- WRITTEN TASK
Every record should be repeated exactly, except that pictures are left out.

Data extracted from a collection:
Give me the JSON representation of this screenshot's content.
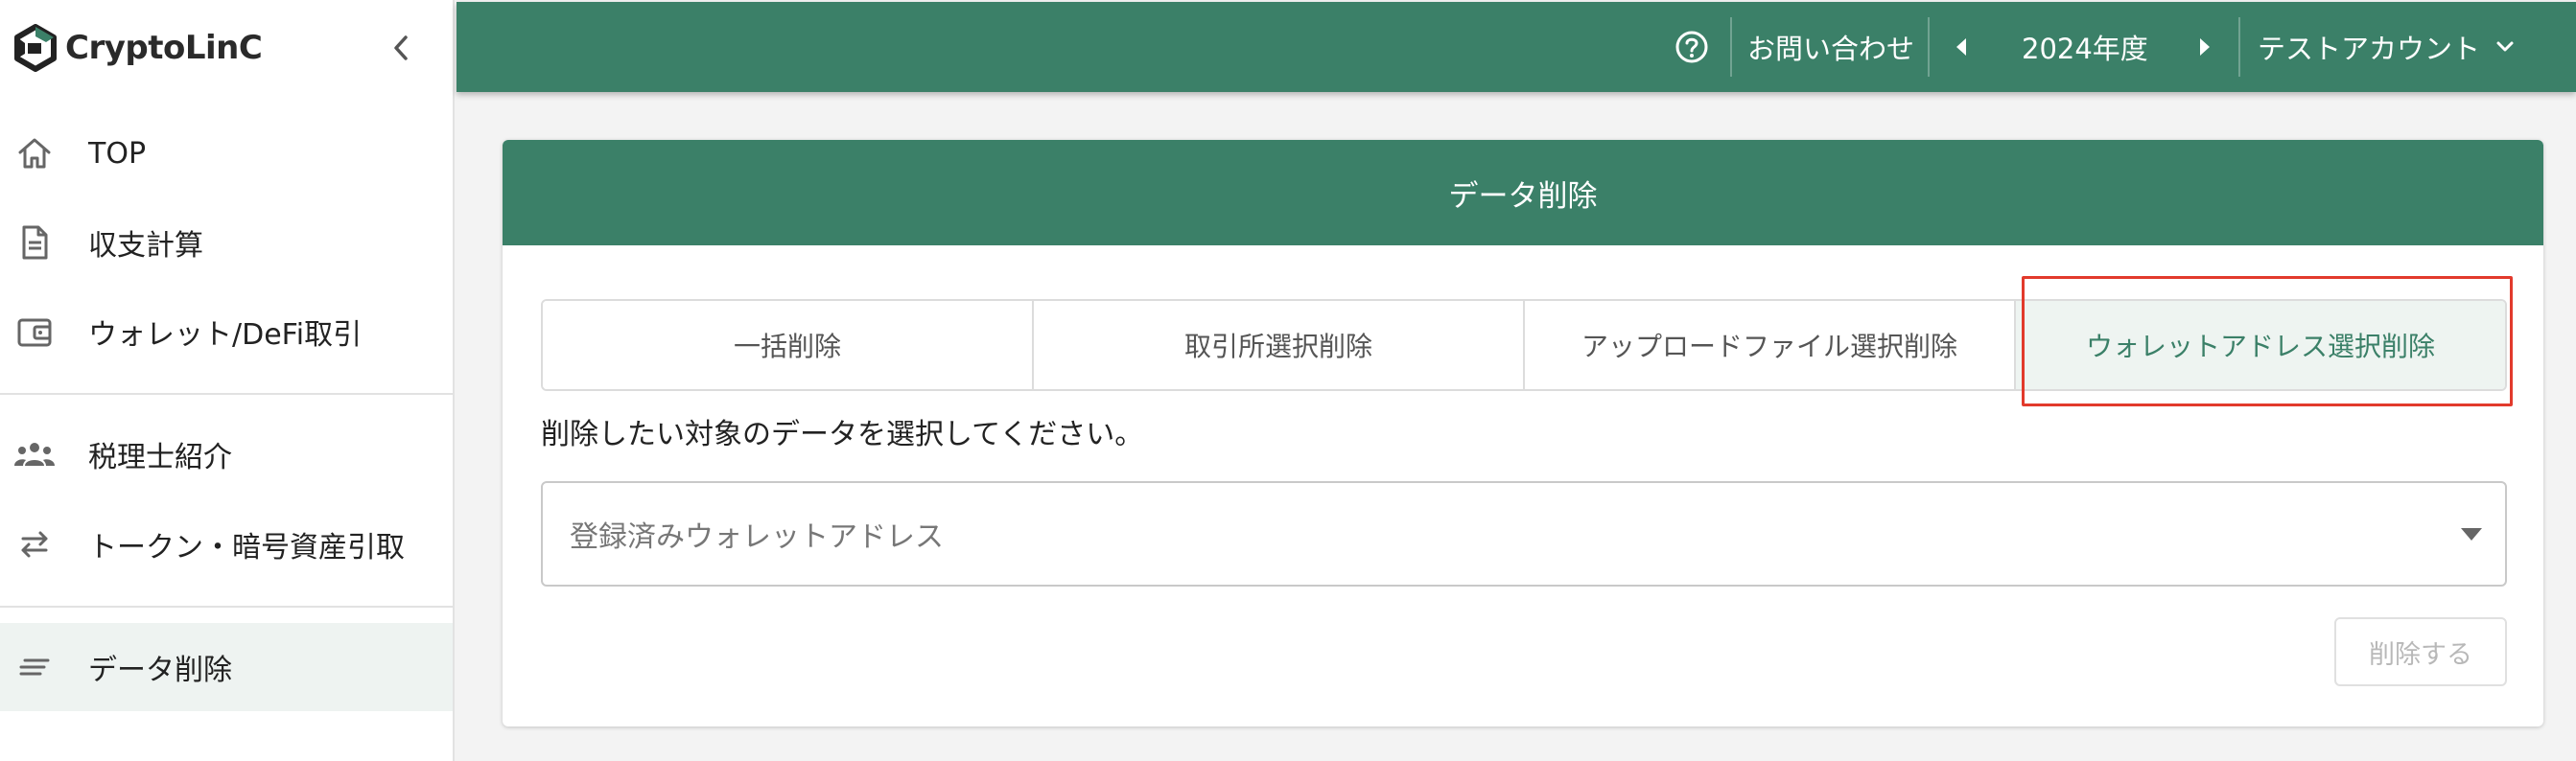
{
  "app": {
    "brand_name": "CryptoLinC"
  },
  "sidebar": {
    "items": [
      {
        "label": "TOP",
        "icon": "home-icon"
      },
      {
        "label": "収支計算",
        "icon": "document-icon"
      },
      {
        "label": "ウォレット/DeFi取引",
        "icon": "wallet-icon"
      },
      {
        "label": "税理士紹介",
        "icon": "people-icon"
      },
      {
        "label": "トークン・暗号資産引取",
        "icon": "swap-arrows-icon"
      },
      {
        "label": "データ削除",
        "icon": "lines-icon",
        "active": true
      }
    ]
  },
  "header": {
    "contact_label": "お問い合わせ",
    "year_label": "2024年度",
    "account_label": "テストアカウント"
  },
  "main": {
    "title": "データ削除",
    "tabs": [
      {
        "label": "一括削除"
      },
      {
        "label": "取引所選択削除"
      },
      {
        "label": "アップロードファイル選択削除"
      },
      {
        "label": "ウォレットアドレス選択削除",
        "selected": true
      }
    ],
    "instruction": "削除したい対象のデータを選択してください。",
    "select": {
      "placeholder": "登録済みウォレットアドレス"
    },
    "delete_button_label": "削除する"
  },
  "colors": {
    "brand_green": "#3b8068",
    "active_tab_bg": "#eef4f1",
    "highlight_red": "#e23a2c"
  }
}
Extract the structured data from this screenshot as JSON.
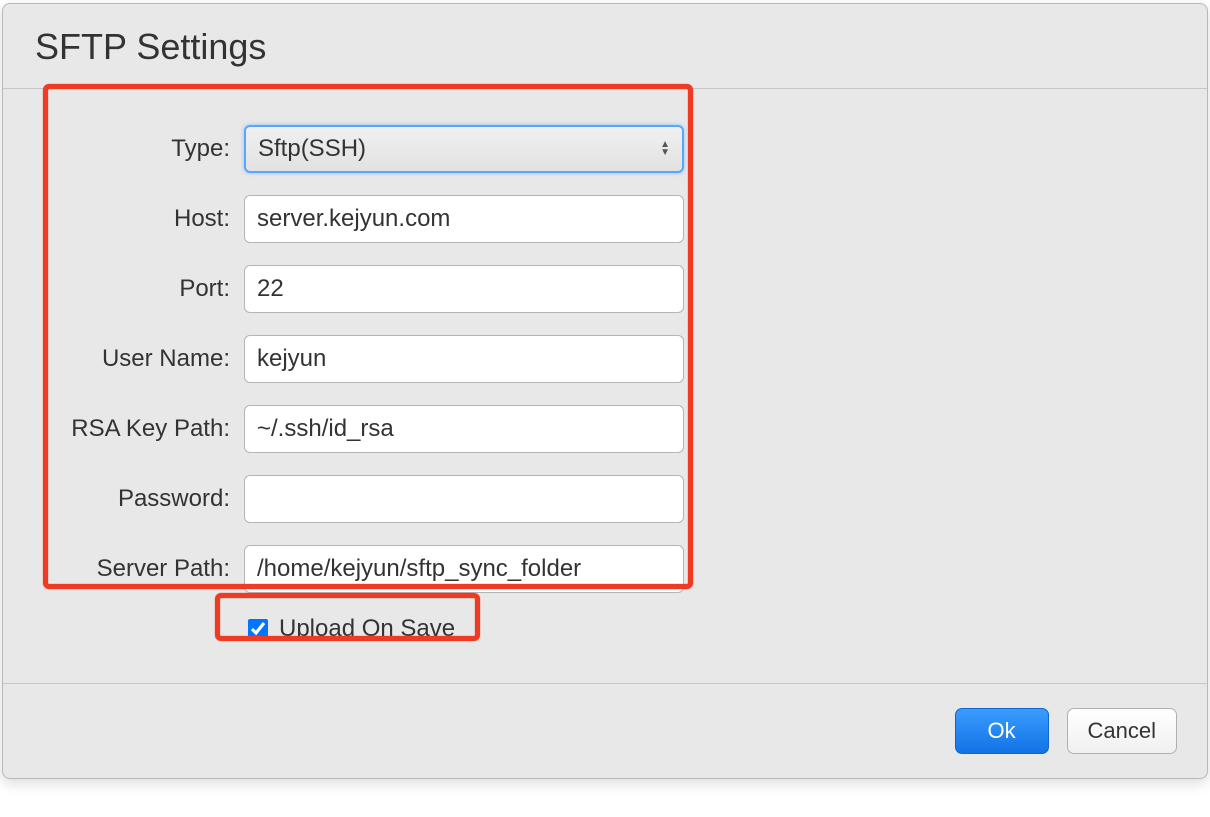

- THE COMPLETED TASK
Give me the JSON representation of this screenshot's content.
{
  "app": {
    "brand_name": "CryptoLinC"
  },
  "sidebar": {
    "items": [
      {
        "label": "TOP",
        "icon": "home-icon"
      },
      {
        "label": "収支計算",
        "icon": "document-icon"
      },
      {
        "label": "ウォレット/DeFi取引",
        "icon": "wallet-icon"
      },
      {
        "label": "税理士紹介",
        "icon": "people-icon"
      },
      {
        "label": "トークン・暗号資産引取",
        "icon": "swap-arrows-icon"
      },
      {
        "label": "データ削除",
        "icon": "lines-icon",
        "active": true
      }
    ]
  },
  "header": {
    "contact_label": "お問い合わせ",
    "year_label": "2024年度",
    "account_label": "テストアカウント"
  },
  "main": {
    "title": "データ削除",
    "tabs": [
      {
        "label": "一括削除"
      },
      {
        "label": "取引所選択削除"
      },
      {
        "label": "アップロードファイル選択削除"
      },
      {
        "label": "ウォレットアドレス選択削除",
        "selected": true
      }
    ],
    "instruction": "削除したい対象のデータを選択してください。",
    "select": {
      "placeholder": "登録済みウォレットアドレス"
    },
    "delete_button_label": "削除する"
  },
  "colors": {
    "brand_green": "#3b8068",
    "active_tab_bg": "#eef4f1",
    "highlight_red": "#e23a2c"
  }
}
Extract the structured data from this screenshot as JSON.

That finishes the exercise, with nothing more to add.